=== SUPPLIED MATERIAL ===

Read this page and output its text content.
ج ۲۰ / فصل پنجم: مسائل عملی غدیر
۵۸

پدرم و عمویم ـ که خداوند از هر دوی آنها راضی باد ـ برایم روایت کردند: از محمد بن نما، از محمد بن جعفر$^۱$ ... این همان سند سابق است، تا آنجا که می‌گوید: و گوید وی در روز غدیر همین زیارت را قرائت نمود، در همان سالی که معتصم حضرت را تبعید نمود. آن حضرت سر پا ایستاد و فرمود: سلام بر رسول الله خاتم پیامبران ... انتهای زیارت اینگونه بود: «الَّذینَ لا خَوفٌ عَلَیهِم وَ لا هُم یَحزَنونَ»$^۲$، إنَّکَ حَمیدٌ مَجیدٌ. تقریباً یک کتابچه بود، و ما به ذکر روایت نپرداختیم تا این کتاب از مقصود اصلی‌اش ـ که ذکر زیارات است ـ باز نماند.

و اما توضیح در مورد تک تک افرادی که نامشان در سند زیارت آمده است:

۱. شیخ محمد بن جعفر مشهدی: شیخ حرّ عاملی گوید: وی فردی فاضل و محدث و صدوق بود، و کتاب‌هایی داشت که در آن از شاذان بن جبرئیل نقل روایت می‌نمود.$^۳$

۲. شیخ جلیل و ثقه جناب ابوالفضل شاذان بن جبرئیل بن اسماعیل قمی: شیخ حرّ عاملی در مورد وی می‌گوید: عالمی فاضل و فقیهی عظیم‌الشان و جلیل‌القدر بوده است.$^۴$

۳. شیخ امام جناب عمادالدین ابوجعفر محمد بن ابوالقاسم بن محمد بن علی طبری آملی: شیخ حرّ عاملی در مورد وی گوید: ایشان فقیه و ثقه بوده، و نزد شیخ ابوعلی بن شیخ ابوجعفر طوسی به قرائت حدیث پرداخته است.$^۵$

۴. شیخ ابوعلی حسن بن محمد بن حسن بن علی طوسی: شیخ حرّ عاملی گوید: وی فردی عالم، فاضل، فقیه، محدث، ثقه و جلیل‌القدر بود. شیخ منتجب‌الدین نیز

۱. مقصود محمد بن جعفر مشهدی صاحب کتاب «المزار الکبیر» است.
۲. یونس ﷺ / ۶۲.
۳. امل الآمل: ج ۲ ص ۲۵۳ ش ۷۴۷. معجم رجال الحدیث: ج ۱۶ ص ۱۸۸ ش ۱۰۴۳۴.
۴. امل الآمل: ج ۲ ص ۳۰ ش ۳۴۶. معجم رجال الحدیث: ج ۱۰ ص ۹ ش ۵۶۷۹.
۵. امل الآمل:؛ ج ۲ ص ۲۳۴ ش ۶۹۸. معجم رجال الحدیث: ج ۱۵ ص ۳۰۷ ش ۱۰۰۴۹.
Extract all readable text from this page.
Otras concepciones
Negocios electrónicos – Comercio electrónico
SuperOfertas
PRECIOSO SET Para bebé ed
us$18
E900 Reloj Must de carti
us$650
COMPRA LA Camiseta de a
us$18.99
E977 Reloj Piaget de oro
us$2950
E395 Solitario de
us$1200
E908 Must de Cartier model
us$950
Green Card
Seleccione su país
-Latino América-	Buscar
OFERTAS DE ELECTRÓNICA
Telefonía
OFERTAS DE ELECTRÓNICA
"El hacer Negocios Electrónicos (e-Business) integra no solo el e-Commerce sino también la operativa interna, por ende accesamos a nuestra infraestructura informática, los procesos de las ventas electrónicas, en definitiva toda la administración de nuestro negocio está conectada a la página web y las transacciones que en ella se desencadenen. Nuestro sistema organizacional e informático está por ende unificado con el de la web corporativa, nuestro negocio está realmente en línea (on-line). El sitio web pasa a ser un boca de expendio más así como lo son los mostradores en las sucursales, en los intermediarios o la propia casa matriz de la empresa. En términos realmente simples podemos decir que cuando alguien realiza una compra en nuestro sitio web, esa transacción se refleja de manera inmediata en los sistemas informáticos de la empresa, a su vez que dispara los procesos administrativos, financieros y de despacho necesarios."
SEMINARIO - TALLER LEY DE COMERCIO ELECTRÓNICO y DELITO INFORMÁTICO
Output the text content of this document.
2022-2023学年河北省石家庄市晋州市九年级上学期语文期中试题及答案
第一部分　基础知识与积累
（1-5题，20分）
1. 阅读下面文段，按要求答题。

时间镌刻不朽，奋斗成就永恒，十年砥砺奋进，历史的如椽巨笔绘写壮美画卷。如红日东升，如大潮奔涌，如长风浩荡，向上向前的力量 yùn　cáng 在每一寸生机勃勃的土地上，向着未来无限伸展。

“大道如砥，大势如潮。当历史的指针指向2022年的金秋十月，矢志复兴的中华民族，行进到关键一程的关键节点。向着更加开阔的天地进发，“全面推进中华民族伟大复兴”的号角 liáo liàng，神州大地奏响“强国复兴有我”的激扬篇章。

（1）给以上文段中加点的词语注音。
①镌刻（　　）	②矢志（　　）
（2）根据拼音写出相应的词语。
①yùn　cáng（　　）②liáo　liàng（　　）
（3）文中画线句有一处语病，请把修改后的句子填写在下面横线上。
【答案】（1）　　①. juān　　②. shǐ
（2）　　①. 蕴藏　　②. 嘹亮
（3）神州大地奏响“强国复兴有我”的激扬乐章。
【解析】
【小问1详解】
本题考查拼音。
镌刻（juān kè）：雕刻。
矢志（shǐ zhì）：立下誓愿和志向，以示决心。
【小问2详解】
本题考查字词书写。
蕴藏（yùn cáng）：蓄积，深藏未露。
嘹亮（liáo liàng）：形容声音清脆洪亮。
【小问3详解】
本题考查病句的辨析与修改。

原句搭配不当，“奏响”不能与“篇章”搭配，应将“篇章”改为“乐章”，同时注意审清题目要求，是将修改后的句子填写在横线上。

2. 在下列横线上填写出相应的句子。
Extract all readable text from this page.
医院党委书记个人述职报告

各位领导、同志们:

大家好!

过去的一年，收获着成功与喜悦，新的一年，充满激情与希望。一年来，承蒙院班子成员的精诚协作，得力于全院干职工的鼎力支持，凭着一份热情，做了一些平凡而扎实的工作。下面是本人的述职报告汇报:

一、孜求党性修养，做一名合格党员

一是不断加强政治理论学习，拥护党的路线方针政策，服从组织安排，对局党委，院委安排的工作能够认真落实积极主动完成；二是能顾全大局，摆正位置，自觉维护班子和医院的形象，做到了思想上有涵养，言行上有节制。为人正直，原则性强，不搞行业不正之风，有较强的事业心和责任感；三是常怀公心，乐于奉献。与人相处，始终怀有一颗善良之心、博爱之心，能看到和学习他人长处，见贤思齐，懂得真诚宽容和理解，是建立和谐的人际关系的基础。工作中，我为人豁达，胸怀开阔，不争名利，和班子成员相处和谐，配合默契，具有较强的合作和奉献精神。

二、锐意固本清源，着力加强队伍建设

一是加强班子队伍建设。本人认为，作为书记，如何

===

In the listing, how many lines hold "text"? Answer with a bare number.

4